#### [Entries]
=====
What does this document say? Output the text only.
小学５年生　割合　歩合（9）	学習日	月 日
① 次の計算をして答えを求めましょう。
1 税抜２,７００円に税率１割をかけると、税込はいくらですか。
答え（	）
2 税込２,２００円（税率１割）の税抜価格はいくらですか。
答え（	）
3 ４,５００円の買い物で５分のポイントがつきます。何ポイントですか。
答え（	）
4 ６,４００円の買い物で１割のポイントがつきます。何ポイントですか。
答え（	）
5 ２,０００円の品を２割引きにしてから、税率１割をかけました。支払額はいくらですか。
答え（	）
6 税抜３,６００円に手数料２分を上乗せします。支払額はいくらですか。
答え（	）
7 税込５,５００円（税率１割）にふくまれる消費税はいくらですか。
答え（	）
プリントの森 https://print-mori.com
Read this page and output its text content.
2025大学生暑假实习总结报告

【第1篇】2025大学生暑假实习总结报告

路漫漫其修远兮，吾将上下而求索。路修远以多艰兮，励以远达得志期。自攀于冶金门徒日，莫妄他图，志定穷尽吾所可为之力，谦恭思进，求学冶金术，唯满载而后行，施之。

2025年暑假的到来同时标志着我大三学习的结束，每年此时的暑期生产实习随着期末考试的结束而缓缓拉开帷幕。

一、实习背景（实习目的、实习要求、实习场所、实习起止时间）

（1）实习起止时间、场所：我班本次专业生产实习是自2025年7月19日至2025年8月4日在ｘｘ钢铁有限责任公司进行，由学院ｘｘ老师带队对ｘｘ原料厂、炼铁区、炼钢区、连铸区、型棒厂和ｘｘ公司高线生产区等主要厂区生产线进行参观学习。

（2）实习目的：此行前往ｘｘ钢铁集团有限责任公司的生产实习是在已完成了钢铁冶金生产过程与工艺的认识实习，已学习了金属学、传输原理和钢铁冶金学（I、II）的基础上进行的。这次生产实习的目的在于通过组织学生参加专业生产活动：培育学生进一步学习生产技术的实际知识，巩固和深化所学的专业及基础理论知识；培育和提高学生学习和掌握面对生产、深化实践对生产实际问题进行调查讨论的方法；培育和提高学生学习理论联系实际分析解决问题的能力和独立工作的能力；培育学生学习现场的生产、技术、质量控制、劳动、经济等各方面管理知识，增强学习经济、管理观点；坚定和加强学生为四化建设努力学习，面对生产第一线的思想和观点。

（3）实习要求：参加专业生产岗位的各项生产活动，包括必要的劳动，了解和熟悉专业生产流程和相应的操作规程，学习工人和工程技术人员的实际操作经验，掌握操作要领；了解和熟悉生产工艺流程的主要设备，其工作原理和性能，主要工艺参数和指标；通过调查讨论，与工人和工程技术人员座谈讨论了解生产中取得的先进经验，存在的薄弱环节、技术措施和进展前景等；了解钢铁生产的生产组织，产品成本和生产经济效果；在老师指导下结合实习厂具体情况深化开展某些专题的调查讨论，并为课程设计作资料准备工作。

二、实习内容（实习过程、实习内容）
=====
#### [Exercise brief]
Write out every record shown above, word for word.

#### [Answer to the problem]
What does this document say? Output the text only.
小学５年生　割合　歩合（9）	学習日	月 日
① 次の計算をして答えを求めましょう。
1 税抜２,７００円に税率１割をかけると、税込はいくらですか。
答え（	）
2 税込２,２００円（税率１割）の税抜価格はいくらですか。
答え（	）
3 ４,５００円の買い物で５分のポイントがつきます。何ポイントですか。
答え（	）
4 ６,４００円の買い物で１割のポイントがつきます。何ポイントですか。
答え（	）
5 ２,０００円の品を２割引きにしてから、税率１割をかけました。支払額はいくらですか。
答え（	）
6 税抜３,６００円に手数料２分を上乗せします。支払額はいくらですか。
答え（	）
7 税込５,５００円（税率１割）にふくまれる消費税はいくらですか。
答え（	）
プリントの森 https://print-mori.com
Read this page and output its text content.
2025大学生暑假实习总结报告

【第1篇】2025大学生暑假实习总结报告

路漫漫其修远兮，吾将上下而求索。路修远以多艰兮，励以远达得志期。自攀于冶金门徒日，莫妄他图，志定穷尽吾所可为之力，谦恭思进，求学冶金术，唯满载而后行，施之。

2025年暑假的到来同时标志着我大三学习的结束，每年此时的暑期生产实习随着期末考试的结束而缓缓拉开帷幕。

一、实习背景（实习目的、实习要求、实习场所、实习起止时间）

（1）实习起止时间、场所：我班本次专业生产实习是自2025年7月19日至2025年8月4日在ｘｘ钢铁有限责任公司进行，由学院ｘｘ老师带队对ｘｘ原料厂、炼铁区、炼钢区、连铸区、型棒厂和ｘｘ公司高线生产区等主要厂区生产线进行参观学习。

（2）实习目的：此行前往ｘｘ钢铁集团有限责任公司的生产实习是在已完成了钢铁冶金生产过程与工艺的认识实习，已学习了金属学、传输原理和钢铁冶金学（I、II）的基础上进行的。这次生产实习的目的在于通过组织学生参加专业生产活动：培育学生进一步学习生产技术的实际知识，巩固和深化所学的专业及基础理论知识；培育和提高学生学习和掌握面对生产、深化实践对生产实际问题进行调查讨论的方法；培育和提高学生学习理论联系实际分析解决问题的能力和独立工作的能力；培育学生学习现场的生产、技术、质量控制、劳动、经济等各方面管理知识，增强学习经济、管理观点；坚定和加强学生为四化建设努力学习，面对生产第一线的思想和观点。

（3）实习要求：参加专业生产岗位的各项生产活动，包括必要的劳动，了解和熟悉专业生产流程和相应的操作规程，学习工人和工程技术人员的实际操作经验，掌握操作要领；了解和熟悉生产工艺流程的主要设备，其工作原理和性能，主要工艺参数和指标；通过调查讨论，与工人和工程技术人员座谈讨论了解生产中取得的先进经验，存在的薄弱环节、技术措施和进展前景等；了解钢铁生产的生产组织，产品成本和生产经济效果；在老师指导下结合实习厂具体情况深化开展某些专题的调查讨论，并为课程设计作资料准备工作。

二、实习内容（实习过程、实习内容）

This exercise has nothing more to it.